+++ Provided material +++
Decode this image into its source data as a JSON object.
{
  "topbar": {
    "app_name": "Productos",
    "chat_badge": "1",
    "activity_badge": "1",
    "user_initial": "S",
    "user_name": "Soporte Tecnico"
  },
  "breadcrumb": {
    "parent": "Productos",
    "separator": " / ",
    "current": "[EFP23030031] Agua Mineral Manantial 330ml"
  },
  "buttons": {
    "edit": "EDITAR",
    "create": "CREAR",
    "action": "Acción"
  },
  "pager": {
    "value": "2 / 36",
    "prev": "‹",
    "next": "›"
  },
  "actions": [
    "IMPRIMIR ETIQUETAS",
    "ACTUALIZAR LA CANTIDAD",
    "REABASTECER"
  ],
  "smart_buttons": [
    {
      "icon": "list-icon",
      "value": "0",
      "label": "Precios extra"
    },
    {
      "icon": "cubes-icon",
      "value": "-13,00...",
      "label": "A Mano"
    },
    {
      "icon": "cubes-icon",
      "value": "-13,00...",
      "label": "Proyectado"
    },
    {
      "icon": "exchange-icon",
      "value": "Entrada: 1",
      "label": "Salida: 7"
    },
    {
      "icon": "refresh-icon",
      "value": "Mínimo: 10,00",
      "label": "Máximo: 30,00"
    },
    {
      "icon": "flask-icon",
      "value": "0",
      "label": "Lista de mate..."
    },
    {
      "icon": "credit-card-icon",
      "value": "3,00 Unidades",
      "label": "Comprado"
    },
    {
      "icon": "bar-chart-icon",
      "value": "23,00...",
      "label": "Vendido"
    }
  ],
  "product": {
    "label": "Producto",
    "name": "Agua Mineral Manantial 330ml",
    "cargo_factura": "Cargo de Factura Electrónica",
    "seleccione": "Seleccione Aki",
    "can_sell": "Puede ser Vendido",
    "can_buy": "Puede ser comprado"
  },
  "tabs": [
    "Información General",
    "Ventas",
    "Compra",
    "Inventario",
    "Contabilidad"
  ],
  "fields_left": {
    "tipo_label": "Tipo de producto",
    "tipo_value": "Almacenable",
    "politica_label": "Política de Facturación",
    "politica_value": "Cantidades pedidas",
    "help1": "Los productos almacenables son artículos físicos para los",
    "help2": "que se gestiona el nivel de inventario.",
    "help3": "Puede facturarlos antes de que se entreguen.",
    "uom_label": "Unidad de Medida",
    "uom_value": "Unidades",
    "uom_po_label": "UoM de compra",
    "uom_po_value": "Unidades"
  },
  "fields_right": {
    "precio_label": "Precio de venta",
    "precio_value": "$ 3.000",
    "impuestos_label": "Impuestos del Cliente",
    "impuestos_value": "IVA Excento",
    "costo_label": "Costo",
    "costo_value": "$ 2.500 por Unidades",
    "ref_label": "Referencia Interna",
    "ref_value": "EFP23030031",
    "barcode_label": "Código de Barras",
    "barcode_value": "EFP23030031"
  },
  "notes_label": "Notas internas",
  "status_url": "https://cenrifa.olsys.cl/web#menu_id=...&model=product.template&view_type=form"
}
+++
What the task asks: Set down each entry again, unchanged.

Finished task:
Decode this image into its source data as a JSON object.
{
  "topbar": {
    "app_name": "Productos",
    "chat_badge": "1",
    "activity_badge": "1",
    "user_initial": "S",
    "user_name": "Soporte Tecnico"
  },
  "breadcrumb": {
    "parent": "Productos",
    "separator": " / ",
    "current": "[EFP23030031] Agua Mineral Manantial 330ml"
  },
  "buttons": {
    "edit": "EDITAR",
    "create": "CREAR",
    "action": "Acción"
  },
  "pager": {
    "value": "2 / 36",
    "prev": "‹",
    "next": "›"
  },
  "actions": [
    "IMPRIMIR ETIQUETAS",
    "ACTUALIZAR LA CANTIDAD",
    "REABASTECER"
  ],
  "smart_buttons": [
    {
      "icon": "list-icon",
      "value": "0",
      "label": "Precios extra"
    },
    {
      "icon": "cubes-icon",
      "value": "-13,00...",
      "label": "A Mano"
    },
    {
      "icon": "cubes-icon",
      "value": "-13,00...",
      "label": "Proyectado"
    },
    {
      "icon": "exchange-icon",
      "value": "Entrada: 1",
      "label": "Salida: 7"
    },
    {
      "icon": "refresh-icon",
      "value": "Mínimo: 10,00",
      "label": "Máximo: 30,00"
    },
    {
      "icon": "flask-icon",
      "value": "0",
      "label": "Lista de mate..."
    },
    {
      "icon": "credit-card-icon",
      "value": "3,00 Unidades",
      "label": "Comprado"
    },
    {
      "icon": "bar-chart-icon",
      "value": "23,00...",
      "label": "Vendido"
    }
  ],
  "product": {
    "label": "Producto",
    "name": "Agua Mineral Manantial 330ml",
    "cargo_factura": "Cargo de Factura Electrónica",
    "seleccione": "Seleccione Aki",
    "can_sell": "Puede ser Vendido",
    "can_buy": "Puede ser comprado"
  },
  "tabs": [
    "Información General",
    "Ventas",
    "Compra",
    "Inventario",
    "Contabilidad"
  ],
  "fields_left": {
    "tipo_label": "Tipo de producto",
    "tipo_value": "Almacenable",
    "politica_label": "Política de Facturación",
    "politica_value": "Cantidades pedidas",
    "help1": "Los productos almacenables son artículos físicos para los",
    "help2": "que se gestiona el nivel de inventario.",
    "help3": "Puede facturarlos antes de que se entreguen.",
    "uom_label": "Unidad de Medida",
    "uom_value": "Unidades",
    "uom_po_label": "UoM de compra",
    "uom_po_value": "Unidades"
  },
  "fields_right": {
    "precio_label": "Precio de venta",
    "precio_value": "$ 3.000",
    "impuestos_label": "Impuestos del Cliente",
    "impuestos_value": "IVA Excento",
    "costo_label": "Costo",
    "costo_value": "$ 2.500 por Unidades",
    "ref_label": "Referencia Interna",
    "ref_value": "EFP23030031",
    "barcode_label": "Código de Barras",
    "barcode_value": "EFP23030031"
  },
  "notes_label": "Notas internas",
  "status_url": "https://cenrifa.olsys.cl/web#menu_id=...&model=product.template&view_type=form"
}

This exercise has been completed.